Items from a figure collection
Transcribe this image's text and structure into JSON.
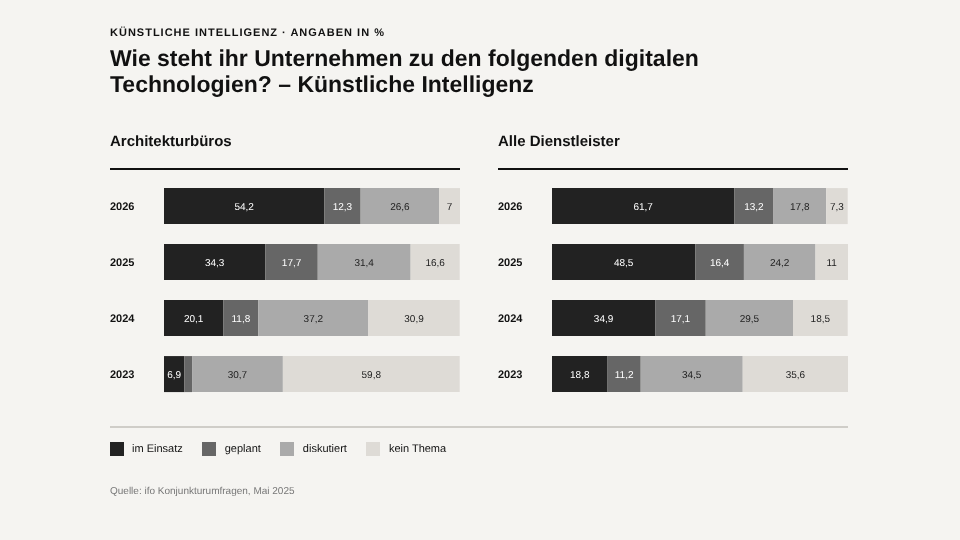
{
  "chart_data": [
    {
      "type": "other",
      "subtitle": "KÜNSTLICHE INTELLIGENZ · ANGABEN IN %",
      "title": "Wie steht ihr Unternehmen zu den folgenden digitalen Technologien? – Künstliche Intelligenz"
    },
    {
      "type": "bar",
      "orientation": "horizontal",
      "stacked": true,
      "title": "Architekturbüros",
      "categories": [
        "2026",
        "2025",
        "2024",
        "2023"
      ],
      "tick_labels": "y",
      "legend": "bottom",
      "series": [
        {
          "name": "im Einsatz",
          "color": "#222222",
          "values": [
            54.2,
            34.3,
            20.1,
            6.9
          ],
          "value_labels": [
            "54,2",
            "34,3",
            "20,1",
            "6,9"
          ]
        },
        {
          "name": "geplant",
          "color": "#666666",
          "values": [
            12.3,
            17.7,
            11.8,
            2.6
          ],
          "value_labels": [
            "12,3",
            "17,7",
            "11,8",
            null
          ]
        },
        {
          "name": "diskutiert",
          "color": "#aaaaaa",
          "values": [
            26.6,
            31.4,
            37.2,
            30.7
          ],
          "value_labels": [
            "26,6",
            "31,4",
            "37,2",
            "30,7"
          ]
        },
        {
          "name": "kein Thema",
          "color": "#dedbd6",
          "values": [
            7,
            16.6,
            30.9,
            59.8
          ],
          "value_labels": [
            "7",
            "16,6",
            "30,9",
            "59,8"
          ]
        }
      ]
    },
    {
      "type": "bar",
      "orientation": "horizontal",
      "stacked": true,
      "title": "Alle Dienstleister",
      "categories": [
        "2026",
        "2025",
        "2024",
        "2023"
      ],
      "tick_labels": "y",
      "annotations": [
        "Quelle: ifo Konjunkturumfragen, Mai 2025"
      ],
      "series": [
        {
          "color": "#222222",
          "values": [
            61.7,
            48.5,
            34.9,
            18.8
          ],
          "value_labels": [
            "61,7",
            "48,5",
            "34,9",
            "18,8"
          ]
        },
        {
          "color": "#666666",
          "values": [
            13.2,
            16.4,
            17.1,
            11.2
          ],
          "value_labels": [
            "13,2",
            "16,4",
            "17,1",
            "11,2"
          ]
        },
        {
          "color": "#aaaaaa",
          "values": [
            17.8,
            24.2,
            29.5,
            34.5
          ],
          "value_labels": [
            "17,8",
            "24,2",
            "29,5",
            "34,5"
          ]
        },
        {
          "color": "#dedbd6",
          "values": [
            7.3,
            11,
            18.5,
            35.6
          ],
          "value_labels": [
            "7,3",
            "11",
            "18,5",
            "35,6"
          ]
        }
      ]
    }
  ]
}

→ Set exercise
Extract the entries in full, exactly as they are, minus the pictures.

→ Reply to the task
Transcribe this image's text and structure into JSON.
{
  "chart_data": [
    {
      "type": "other",
      "subtitle": "KÜNSTLICHE INTELLIGENZ · ANGABEN IN %",
      "title": "Wie steht ihr Unternehmen zu den folgenden digitalen Technologien? – Künstliche Intelligenz"
    },
    {
      "type": "bar",
      "orientation": "horizontal",
      "stacked": true,
      "title": "Architekturbüros",
      "categories": [
        "2026",
        "2025",
        "2024",
        "2023"
      ],
      "tick_labels": "y",
      "legend": "bottom",
      "series": [
        {
          "name": "im Einsatz",
          "color": "#222222",
          "values": [
            54.2,
            34.3,
            20.1,
            6.9
          ],
          "value_labels": [
            "54,2",
            "34,3",
            "20,1",
            "6,9"
          ]
        },
        {
          "name": "geplant",
          "color": "#666666",
          "values": [
            12.3,
            17.7,
            11.8,
            2.6
          ],
          "value_labels": [
            "12,3",
            "17,7",
            "11,8",
            null
          ]
        },
        {
          "name": "diskutiert",
          "color": "#aaaaaa",
          "values": [
            26.6,
            31.4,
            37.2,
            30.7
          ],
          "value_labels": [
            "26,6",
            "31,4",
            "37,2",
            "30,7"
          ]
        },
        {
          "name": "kein Thema",
          "color": "#dedbd6",
          "values": [
            7,
            16.6,
            30.9,
            59.8
          ],
          "value_labels": [
            "7",
            "16,6",
            "30,9",
            "59,8"
          ]
        }
      ]
    },
    {
      "type": "bar",
      "orientation": "horizontal",
      "stacked": true,
      "title": "Alle Dienstleister",
      "categories": [
        "2026",
        "2025",
        "2024",
        "2023"
      ],
      "tick_labels": "y",
      "annotations": [
        "Quelle: ifo Konjunkturumfragen, Mai 2025"
      ],
      "series": [
        {
          "color": "#222222",
          "values": [
            61.7,
            48.5,
            34.9,
            18.8
          ],
          "value_labels": [
            "61,7",
            "48,5",
            "34,9",
            "18,8"
          ]
        },
        {
          "color": "#666666",
          "values": [
            13.2,
            16.4,
            17.1,
            11.2
          ],
          "value_labels": [
            "13,2",
            "16,4",
            "17,1",
            "11,2"
          ]
        },
        {
          "color": "#aaaaaa",
          "values": [
            17.8,
            24.2,
            29.5,
            34.5
          ],
          "value_labels": [
            "17,8",
            "24,2",
            "29,5",
            "34,5"
          ]
        },
        {
          "color": "#dedbd6",
          "values": [
            7.3,
            11,
            18.5,
            35.6
          ],
          "value_labels": [
            "7,3",
            "11",
            "18,5",
            "35,6"
          ]
        }
      ]
    }
  ]
}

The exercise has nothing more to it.